WHAT IS BEING ASKED: Go through the listing and pick out each line with the word "chez" in it.
— start of TASK MATERIAL —
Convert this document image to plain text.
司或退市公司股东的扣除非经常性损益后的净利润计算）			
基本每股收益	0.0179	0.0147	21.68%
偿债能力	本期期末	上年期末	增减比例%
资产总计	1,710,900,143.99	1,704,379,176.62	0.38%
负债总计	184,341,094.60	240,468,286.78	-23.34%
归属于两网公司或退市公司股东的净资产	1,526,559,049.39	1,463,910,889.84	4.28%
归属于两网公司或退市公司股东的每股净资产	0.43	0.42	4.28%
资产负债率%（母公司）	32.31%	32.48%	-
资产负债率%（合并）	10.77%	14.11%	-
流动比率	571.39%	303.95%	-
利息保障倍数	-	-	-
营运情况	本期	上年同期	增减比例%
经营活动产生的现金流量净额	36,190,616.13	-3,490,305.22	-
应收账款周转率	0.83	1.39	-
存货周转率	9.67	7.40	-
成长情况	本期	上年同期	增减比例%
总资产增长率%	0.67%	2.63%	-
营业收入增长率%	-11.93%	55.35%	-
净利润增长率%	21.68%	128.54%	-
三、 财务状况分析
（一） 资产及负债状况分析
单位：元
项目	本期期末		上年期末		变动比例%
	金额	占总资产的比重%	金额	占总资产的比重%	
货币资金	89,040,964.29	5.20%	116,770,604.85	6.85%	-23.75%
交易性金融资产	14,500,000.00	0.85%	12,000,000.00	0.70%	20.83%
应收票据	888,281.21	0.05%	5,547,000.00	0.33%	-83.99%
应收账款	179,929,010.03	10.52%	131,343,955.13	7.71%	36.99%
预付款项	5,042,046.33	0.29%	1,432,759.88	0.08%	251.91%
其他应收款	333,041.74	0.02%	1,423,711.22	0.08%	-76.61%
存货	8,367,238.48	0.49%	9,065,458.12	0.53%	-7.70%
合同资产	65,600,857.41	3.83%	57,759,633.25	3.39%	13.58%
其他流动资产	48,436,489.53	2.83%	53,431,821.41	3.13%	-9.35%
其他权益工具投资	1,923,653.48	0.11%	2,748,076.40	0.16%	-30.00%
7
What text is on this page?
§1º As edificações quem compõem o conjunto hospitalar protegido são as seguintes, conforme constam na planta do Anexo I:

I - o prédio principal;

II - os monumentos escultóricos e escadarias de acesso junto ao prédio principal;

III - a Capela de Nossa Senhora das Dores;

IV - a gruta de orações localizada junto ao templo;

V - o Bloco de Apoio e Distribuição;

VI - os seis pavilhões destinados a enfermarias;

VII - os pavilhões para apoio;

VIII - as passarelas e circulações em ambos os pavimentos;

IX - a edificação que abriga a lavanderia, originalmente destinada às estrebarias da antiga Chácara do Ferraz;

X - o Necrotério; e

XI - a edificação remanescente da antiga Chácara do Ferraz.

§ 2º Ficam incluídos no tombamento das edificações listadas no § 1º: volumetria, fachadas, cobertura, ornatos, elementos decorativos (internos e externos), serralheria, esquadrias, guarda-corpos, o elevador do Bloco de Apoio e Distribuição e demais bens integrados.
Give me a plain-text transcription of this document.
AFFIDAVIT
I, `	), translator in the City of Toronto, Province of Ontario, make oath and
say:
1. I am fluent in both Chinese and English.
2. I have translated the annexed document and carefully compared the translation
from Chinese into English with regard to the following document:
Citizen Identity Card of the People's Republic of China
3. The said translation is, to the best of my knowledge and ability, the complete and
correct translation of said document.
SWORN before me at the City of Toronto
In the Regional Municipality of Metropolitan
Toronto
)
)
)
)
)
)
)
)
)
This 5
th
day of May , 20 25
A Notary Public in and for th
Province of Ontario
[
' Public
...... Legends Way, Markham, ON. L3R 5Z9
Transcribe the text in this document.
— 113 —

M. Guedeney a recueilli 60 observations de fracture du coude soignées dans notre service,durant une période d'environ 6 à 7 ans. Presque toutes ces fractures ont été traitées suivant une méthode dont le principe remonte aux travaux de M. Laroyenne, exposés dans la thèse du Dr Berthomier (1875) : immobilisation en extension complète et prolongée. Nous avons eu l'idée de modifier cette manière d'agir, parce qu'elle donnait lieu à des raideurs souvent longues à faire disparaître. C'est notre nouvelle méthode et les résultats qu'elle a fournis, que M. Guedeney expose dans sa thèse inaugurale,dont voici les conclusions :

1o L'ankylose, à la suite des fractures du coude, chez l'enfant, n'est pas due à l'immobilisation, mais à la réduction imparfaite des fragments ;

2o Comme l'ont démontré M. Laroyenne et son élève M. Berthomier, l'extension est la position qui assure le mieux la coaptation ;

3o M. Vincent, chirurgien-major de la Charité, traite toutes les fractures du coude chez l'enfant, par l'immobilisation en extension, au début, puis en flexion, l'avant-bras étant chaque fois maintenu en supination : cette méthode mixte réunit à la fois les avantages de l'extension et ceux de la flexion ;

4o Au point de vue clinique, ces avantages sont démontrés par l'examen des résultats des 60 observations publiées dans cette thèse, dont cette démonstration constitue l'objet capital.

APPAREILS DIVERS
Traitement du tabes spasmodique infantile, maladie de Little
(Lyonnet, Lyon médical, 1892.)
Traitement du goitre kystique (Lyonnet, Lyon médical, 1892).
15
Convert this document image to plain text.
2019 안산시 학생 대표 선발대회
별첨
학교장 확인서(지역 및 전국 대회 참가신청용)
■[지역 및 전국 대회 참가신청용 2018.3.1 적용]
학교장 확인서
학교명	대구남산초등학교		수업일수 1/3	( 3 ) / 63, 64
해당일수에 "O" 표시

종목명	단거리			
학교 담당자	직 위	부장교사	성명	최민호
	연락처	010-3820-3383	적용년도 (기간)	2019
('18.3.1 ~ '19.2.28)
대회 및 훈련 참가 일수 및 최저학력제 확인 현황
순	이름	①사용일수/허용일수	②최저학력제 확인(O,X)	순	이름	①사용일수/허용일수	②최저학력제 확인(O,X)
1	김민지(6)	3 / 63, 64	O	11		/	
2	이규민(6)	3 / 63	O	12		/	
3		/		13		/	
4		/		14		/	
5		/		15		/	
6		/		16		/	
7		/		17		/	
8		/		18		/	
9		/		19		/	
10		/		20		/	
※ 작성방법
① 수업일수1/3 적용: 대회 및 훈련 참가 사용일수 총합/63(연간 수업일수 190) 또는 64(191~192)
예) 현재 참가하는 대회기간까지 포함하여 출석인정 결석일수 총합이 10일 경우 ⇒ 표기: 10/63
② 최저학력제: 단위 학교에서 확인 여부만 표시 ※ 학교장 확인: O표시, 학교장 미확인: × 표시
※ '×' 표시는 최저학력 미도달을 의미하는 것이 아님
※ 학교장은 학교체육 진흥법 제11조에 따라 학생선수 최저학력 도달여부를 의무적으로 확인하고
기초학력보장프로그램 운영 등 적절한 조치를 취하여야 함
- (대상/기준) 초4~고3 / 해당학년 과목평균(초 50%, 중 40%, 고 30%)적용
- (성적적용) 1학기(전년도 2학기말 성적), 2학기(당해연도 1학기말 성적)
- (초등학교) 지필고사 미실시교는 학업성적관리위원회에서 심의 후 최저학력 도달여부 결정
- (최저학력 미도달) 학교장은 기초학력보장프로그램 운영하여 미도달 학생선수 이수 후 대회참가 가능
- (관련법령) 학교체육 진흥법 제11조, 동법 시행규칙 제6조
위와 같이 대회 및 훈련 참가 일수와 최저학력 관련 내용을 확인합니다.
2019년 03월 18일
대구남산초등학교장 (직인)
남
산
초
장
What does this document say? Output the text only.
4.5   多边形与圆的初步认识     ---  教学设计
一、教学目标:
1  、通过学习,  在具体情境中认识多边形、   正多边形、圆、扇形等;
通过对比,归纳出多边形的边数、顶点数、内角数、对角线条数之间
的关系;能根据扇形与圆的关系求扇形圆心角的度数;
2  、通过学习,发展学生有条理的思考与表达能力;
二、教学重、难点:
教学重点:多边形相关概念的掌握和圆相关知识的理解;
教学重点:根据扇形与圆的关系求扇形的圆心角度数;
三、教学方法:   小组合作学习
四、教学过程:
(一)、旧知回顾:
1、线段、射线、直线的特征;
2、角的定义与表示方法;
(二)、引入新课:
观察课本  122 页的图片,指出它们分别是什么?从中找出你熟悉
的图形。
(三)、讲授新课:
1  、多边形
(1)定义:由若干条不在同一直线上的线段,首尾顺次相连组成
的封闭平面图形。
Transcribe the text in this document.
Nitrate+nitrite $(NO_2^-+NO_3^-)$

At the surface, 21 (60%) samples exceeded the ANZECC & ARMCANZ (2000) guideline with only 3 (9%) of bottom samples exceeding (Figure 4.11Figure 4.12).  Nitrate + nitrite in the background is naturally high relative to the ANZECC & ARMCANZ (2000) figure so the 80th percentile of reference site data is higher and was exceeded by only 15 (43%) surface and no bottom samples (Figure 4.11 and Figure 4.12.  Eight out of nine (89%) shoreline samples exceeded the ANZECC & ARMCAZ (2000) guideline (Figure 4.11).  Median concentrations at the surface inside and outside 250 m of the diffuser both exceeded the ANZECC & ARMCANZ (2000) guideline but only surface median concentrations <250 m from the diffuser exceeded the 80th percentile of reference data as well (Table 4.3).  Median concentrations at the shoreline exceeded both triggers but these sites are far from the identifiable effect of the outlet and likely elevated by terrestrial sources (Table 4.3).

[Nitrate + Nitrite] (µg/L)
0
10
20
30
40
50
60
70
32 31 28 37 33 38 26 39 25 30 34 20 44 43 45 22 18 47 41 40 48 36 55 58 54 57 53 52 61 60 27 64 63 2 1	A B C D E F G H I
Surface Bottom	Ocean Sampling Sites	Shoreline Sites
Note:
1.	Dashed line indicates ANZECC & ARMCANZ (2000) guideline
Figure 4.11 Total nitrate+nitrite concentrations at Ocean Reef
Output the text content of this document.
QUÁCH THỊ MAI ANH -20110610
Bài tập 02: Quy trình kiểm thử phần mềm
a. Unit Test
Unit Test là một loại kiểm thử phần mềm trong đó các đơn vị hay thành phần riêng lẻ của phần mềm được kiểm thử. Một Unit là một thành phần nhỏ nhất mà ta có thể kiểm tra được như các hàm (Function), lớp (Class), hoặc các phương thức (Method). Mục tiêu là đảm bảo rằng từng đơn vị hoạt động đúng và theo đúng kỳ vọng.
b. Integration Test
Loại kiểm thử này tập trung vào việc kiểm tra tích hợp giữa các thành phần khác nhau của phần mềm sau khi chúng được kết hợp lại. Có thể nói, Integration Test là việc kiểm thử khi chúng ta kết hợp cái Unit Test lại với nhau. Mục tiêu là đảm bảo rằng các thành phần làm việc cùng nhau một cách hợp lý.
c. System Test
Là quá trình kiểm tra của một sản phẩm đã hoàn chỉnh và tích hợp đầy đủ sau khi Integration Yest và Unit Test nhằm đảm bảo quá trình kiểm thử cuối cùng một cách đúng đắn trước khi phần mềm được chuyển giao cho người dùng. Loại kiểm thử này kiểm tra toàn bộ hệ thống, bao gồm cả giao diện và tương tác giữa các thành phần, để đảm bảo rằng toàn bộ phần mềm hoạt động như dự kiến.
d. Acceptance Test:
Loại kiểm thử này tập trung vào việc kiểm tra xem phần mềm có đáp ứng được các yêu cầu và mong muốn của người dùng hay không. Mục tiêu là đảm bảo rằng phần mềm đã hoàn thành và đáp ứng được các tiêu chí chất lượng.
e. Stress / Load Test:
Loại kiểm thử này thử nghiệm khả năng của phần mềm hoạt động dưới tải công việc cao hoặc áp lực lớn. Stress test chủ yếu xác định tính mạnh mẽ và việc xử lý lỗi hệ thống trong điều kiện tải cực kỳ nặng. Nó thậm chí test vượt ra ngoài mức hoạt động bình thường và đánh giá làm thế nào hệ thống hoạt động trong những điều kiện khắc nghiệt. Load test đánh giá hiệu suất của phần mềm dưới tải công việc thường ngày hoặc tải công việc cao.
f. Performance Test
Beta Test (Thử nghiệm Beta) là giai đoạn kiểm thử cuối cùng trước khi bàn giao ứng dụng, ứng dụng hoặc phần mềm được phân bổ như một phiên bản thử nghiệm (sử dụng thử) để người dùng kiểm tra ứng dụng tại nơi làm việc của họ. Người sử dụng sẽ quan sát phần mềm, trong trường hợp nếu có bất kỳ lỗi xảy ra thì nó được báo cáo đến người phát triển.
— end of TASK MATERIAL —
ANSWER:
1o L'ankylose, à la suite des fractures du coude, chez l'enfant, n'est pas due à l'immobilisation, mais à la réduction imparfaite des fragments ;
3o M. Vincent, chirurgien-major de la Charité, traite toutes les fractures du coude chez l'enfant, par l'immobilisation en extension, au début, puis en flexion, l'avant-bras étant chaque fois maintenu en supination : cette méthode mixte réunit à la fois les avantages de l'extension et ceux de la flexion ;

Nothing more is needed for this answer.